Job = Extract, from the records beneath this instruction, each line that contains the word "目前默认宽度为".

Material to process =
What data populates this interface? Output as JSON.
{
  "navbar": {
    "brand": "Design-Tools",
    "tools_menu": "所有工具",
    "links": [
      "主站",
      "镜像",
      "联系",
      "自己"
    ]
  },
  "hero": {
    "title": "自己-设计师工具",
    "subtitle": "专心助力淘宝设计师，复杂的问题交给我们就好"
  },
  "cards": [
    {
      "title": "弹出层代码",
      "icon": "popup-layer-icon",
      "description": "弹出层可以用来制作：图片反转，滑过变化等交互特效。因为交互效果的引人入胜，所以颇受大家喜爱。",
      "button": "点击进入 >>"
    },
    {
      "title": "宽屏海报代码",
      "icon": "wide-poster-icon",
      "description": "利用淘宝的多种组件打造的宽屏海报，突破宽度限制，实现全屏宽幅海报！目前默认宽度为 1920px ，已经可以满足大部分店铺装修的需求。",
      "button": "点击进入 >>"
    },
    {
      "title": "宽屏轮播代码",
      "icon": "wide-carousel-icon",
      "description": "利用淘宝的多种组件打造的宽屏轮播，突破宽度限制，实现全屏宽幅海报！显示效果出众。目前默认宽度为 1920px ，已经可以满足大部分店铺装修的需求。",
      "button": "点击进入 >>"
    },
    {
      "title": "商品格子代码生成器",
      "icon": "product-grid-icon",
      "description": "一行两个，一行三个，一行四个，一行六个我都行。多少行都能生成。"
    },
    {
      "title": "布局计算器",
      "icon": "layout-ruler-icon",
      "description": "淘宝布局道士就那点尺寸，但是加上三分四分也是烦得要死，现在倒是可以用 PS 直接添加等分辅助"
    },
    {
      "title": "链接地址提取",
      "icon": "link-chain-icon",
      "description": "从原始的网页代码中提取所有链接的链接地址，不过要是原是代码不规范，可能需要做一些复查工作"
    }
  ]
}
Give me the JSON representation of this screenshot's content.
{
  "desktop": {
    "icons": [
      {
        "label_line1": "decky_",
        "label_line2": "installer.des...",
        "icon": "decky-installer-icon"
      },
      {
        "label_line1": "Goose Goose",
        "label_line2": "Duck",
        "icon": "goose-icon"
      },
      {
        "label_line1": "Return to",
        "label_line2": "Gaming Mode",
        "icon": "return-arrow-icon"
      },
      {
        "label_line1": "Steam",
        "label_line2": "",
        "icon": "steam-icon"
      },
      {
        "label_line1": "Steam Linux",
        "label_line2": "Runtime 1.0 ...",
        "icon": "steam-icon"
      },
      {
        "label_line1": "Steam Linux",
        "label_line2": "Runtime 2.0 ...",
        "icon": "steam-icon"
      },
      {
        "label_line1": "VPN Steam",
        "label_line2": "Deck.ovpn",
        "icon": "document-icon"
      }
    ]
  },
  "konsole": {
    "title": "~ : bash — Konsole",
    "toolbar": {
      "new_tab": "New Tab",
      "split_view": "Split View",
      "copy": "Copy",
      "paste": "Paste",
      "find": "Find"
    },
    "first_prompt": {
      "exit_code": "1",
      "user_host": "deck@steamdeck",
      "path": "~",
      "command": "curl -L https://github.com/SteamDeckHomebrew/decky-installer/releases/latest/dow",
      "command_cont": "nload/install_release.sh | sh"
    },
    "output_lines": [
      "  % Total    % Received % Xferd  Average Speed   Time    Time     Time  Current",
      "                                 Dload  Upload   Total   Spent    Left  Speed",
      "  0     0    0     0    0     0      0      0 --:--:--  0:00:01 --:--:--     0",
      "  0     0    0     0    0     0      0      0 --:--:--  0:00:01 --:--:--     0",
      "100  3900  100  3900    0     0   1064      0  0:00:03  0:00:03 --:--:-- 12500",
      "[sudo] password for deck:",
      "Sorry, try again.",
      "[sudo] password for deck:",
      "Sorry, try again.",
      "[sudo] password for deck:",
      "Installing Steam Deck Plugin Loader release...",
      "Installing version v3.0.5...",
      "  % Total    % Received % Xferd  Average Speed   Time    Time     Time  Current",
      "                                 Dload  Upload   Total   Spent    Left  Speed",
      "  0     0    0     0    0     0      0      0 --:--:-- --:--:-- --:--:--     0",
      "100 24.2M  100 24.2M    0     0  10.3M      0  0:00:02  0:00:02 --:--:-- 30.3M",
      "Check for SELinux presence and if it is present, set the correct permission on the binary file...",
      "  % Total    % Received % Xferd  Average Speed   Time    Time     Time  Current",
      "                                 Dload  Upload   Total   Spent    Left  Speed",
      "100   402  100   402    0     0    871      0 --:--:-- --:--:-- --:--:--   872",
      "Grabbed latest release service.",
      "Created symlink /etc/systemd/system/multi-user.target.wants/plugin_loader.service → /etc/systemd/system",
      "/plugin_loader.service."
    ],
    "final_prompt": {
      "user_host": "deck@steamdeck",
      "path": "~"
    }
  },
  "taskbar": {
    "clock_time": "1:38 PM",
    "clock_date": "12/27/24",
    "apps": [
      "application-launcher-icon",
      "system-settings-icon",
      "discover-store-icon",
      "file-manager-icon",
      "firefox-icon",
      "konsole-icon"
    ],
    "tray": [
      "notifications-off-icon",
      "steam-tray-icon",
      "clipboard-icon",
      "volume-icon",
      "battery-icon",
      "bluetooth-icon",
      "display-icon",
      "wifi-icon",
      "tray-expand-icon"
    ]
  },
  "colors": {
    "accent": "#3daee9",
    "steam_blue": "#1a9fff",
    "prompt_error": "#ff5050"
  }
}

Output =
      "description": "利用淘宝的多种组件打造的宽屏海报，突破宽度限制，实现全屏宽幅海报！目前默认宽度为 1920px ，已经可以满足大部分店铺装修的需求。",
      "description": "利用淘宝的多种组件打造的宽屏轮播，突破宽度限制，实现全屏宽幅海报！显示效果出众。目前默认宽度为 1920px ，已经可以满足大部分店铺装修的需求。",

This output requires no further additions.